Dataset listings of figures
>>>

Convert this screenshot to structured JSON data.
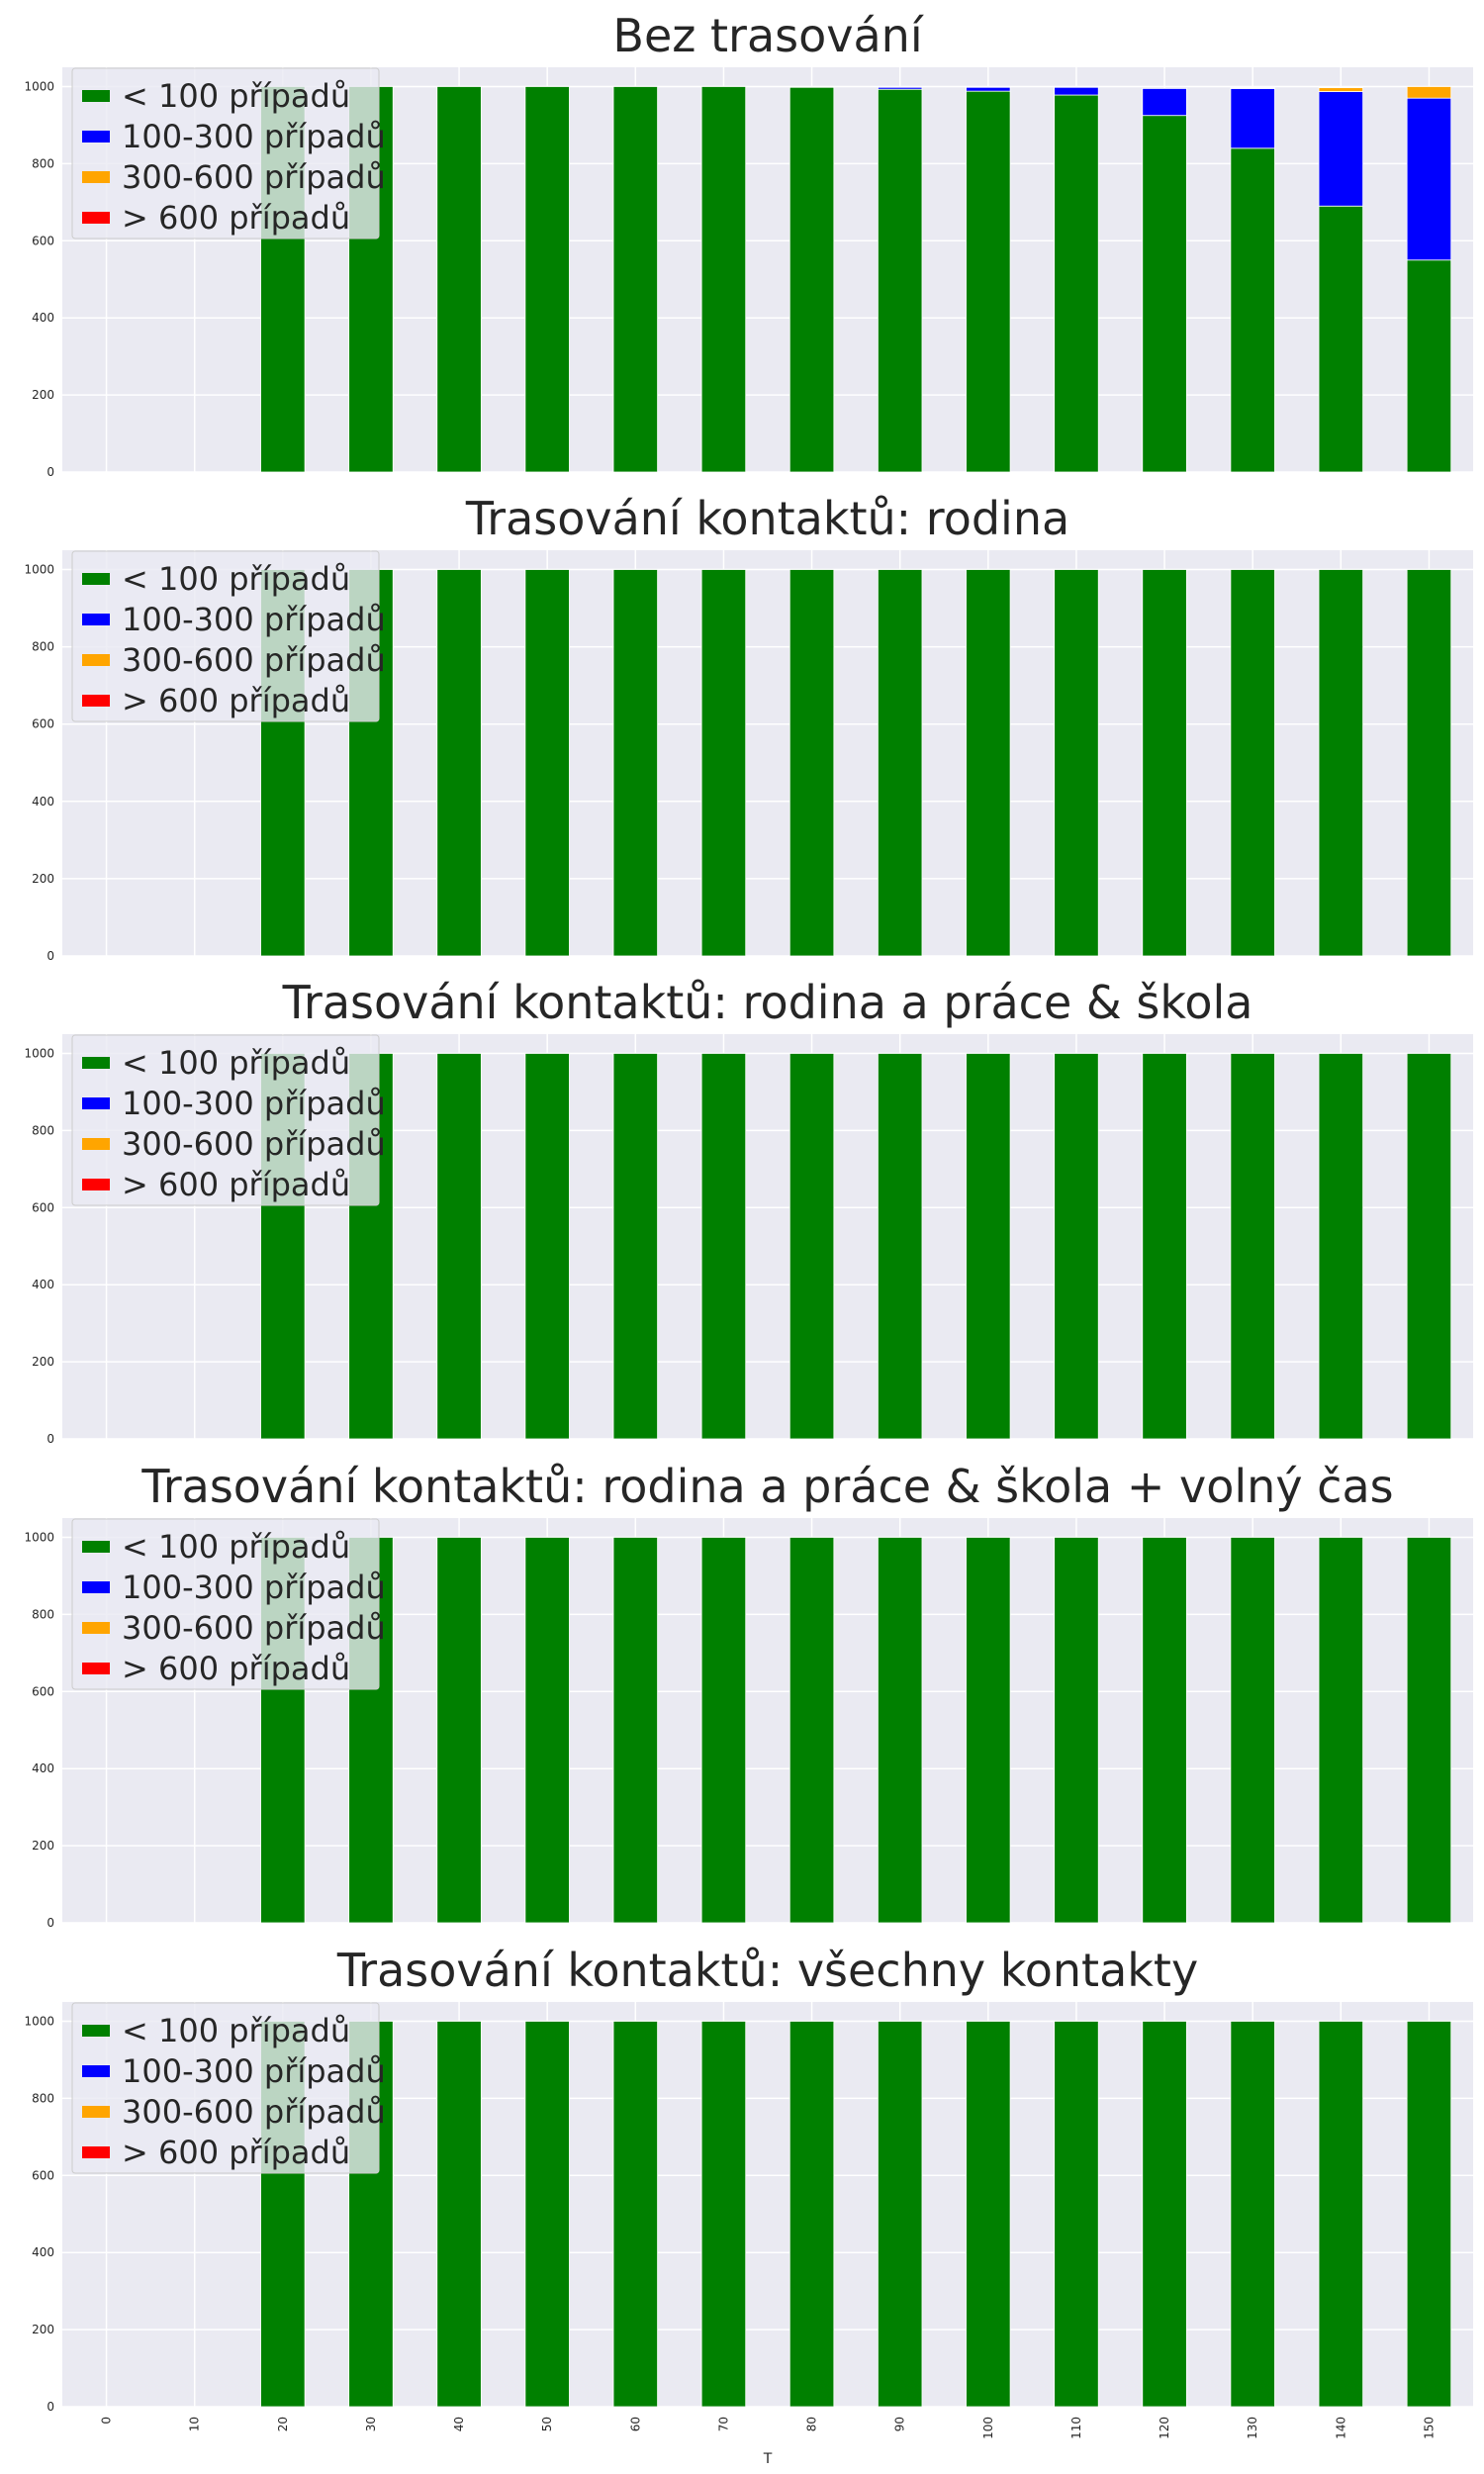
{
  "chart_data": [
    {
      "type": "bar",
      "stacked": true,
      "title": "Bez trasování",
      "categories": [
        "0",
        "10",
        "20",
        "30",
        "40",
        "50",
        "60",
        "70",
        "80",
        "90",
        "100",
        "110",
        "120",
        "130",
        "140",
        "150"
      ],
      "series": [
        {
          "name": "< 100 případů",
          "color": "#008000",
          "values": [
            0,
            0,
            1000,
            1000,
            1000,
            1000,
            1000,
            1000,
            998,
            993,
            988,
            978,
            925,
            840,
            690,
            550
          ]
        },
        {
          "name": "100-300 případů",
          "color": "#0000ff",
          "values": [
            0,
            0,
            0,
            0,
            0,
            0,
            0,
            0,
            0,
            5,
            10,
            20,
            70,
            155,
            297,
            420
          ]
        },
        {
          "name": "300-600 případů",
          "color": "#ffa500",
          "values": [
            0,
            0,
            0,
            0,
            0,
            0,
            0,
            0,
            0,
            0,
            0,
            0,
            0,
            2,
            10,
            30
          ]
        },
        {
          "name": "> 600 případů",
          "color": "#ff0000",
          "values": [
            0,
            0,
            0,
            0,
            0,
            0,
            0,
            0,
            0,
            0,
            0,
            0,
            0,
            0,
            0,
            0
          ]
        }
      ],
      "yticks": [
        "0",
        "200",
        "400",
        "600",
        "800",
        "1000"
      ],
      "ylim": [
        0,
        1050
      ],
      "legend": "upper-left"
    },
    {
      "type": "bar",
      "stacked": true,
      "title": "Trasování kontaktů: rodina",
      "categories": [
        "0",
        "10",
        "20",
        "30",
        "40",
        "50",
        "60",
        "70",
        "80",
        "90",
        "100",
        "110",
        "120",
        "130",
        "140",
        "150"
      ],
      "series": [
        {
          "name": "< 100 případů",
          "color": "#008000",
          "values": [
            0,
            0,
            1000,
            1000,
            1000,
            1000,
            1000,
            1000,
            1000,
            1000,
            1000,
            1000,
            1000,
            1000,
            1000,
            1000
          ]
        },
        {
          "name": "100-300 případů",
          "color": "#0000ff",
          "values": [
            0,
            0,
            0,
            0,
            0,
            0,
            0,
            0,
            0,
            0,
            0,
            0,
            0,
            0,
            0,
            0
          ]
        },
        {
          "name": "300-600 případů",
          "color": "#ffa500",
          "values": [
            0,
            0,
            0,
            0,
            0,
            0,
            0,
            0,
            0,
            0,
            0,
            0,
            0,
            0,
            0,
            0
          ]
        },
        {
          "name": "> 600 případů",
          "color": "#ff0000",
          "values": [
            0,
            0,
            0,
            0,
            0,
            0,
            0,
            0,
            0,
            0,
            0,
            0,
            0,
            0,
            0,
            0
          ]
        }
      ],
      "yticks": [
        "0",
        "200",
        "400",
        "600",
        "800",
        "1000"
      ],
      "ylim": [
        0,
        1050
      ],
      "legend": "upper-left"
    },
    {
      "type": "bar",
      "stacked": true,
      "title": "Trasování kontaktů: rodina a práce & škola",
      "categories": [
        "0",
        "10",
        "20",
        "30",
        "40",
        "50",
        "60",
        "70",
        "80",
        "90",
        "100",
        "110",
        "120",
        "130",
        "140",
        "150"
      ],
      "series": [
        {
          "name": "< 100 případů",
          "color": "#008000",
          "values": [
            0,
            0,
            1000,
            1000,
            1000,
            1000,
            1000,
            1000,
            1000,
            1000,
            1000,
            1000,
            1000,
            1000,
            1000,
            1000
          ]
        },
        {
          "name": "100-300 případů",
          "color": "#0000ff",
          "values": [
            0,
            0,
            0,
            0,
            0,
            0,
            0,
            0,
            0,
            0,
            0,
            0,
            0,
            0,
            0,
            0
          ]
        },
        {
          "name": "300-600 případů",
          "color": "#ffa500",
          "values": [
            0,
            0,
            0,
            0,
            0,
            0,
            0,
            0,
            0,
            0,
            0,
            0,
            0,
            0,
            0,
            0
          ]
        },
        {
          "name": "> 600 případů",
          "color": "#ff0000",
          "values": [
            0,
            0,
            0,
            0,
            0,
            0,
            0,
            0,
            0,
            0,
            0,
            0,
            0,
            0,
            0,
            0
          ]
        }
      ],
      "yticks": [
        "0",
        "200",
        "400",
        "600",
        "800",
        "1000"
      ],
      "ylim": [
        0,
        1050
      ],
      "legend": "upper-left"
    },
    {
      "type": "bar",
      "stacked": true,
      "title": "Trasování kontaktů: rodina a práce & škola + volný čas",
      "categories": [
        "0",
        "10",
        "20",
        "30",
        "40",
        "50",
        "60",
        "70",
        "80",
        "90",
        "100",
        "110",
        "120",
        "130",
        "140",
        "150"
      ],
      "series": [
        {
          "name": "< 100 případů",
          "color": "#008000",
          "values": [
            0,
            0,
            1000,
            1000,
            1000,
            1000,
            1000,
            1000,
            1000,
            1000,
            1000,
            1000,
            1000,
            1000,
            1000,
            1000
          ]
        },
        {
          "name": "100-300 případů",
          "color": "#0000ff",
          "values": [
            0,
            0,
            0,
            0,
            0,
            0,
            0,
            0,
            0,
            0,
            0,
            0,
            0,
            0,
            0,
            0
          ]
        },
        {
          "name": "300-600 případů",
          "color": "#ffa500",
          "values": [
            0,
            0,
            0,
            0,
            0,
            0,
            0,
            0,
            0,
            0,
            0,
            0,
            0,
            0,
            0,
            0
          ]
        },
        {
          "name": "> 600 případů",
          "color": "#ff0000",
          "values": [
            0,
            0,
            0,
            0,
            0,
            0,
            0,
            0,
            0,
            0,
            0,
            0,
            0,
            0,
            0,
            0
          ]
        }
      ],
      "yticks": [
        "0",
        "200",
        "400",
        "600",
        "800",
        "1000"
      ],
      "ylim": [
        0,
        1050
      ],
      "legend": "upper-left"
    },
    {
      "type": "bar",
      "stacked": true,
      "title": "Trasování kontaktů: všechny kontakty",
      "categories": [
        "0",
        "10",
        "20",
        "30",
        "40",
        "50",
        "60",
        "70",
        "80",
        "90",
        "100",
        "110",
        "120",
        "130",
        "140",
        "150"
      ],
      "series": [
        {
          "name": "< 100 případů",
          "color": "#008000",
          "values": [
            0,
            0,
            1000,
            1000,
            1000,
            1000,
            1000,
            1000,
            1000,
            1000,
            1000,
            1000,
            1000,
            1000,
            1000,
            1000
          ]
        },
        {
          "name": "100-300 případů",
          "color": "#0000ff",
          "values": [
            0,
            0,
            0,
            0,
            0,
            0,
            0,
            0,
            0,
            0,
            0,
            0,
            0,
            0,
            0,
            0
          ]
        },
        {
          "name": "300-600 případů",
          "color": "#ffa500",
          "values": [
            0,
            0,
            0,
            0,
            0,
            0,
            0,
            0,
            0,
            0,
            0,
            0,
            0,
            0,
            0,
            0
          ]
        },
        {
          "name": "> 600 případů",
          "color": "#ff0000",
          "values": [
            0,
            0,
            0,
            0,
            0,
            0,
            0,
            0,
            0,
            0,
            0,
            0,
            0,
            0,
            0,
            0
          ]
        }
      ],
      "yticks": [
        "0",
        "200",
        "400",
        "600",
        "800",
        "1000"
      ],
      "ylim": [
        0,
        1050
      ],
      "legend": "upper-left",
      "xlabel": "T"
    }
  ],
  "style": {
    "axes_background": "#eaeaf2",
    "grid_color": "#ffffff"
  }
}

<<<
>>>

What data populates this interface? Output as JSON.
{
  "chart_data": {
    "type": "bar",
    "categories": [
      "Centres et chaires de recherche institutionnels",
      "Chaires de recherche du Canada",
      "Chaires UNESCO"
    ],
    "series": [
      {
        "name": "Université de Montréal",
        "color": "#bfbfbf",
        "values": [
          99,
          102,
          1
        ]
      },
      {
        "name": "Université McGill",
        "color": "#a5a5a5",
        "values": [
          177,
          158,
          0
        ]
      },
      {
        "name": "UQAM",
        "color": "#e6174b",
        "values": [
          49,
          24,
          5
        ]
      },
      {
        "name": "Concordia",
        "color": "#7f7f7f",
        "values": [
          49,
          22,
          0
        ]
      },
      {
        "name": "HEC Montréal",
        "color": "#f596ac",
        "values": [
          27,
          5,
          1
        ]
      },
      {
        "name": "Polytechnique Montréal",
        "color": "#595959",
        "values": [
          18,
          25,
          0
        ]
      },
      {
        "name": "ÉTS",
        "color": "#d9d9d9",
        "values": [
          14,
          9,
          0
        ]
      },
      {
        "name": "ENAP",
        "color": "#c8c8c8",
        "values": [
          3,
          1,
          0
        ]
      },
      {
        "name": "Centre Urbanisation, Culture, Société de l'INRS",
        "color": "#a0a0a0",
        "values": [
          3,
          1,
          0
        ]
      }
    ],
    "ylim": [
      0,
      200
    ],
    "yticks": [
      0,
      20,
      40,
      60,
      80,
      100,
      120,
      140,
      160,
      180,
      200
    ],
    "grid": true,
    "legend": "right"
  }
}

<<<
>>>

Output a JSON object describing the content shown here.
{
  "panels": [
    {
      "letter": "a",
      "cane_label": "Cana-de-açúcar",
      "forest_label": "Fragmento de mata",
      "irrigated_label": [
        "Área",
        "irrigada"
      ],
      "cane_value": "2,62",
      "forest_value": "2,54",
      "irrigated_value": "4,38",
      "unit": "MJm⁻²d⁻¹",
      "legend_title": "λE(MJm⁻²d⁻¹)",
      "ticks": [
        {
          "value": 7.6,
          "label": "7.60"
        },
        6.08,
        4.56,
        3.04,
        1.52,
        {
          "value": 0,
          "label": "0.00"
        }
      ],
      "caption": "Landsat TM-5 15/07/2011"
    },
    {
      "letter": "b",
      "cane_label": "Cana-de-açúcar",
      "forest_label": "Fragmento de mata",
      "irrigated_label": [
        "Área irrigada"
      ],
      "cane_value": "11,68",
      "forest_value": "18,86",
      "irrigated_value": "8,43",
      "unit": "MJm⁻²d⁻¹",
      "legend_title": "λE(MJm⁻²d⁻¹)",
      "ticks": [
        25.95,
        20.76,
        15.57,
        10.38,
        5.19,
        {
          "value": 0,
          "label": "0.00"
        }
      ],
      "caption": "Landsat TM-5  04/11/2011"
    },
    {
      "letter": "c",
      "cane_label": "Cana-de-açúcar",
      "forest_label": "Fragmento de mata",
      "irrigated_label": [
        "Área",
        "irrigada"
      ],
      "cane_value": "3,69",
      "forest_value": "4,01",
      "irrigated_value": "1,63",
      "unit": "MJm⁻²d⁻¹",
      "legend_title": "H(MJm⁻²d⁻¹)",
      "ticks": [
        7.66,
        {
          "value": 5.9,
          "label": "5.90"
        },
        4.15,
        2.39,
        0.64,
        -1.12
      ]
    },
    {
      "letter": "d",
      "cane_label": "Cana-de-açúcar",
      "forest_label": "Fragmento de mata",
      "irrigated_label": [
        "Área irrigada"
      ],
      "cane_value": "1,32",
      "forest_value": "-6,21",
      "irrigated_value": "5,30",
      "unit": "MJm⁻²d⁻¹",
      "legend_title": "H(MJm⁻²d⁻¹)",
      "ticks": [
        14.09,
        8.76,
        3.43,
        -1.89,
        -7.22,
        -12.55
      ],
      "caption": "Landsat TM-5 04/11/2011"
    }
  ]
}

<<<

Where a line holds the string "Landsat", copy that line.

**SOLVED PROBLEM**
      "caption": "Landsat TM-5 15/07/2011"
      "caption": "Landsat TM-5  04/11/2011"
      "caption": "Landsat TM-5 04/11/2011"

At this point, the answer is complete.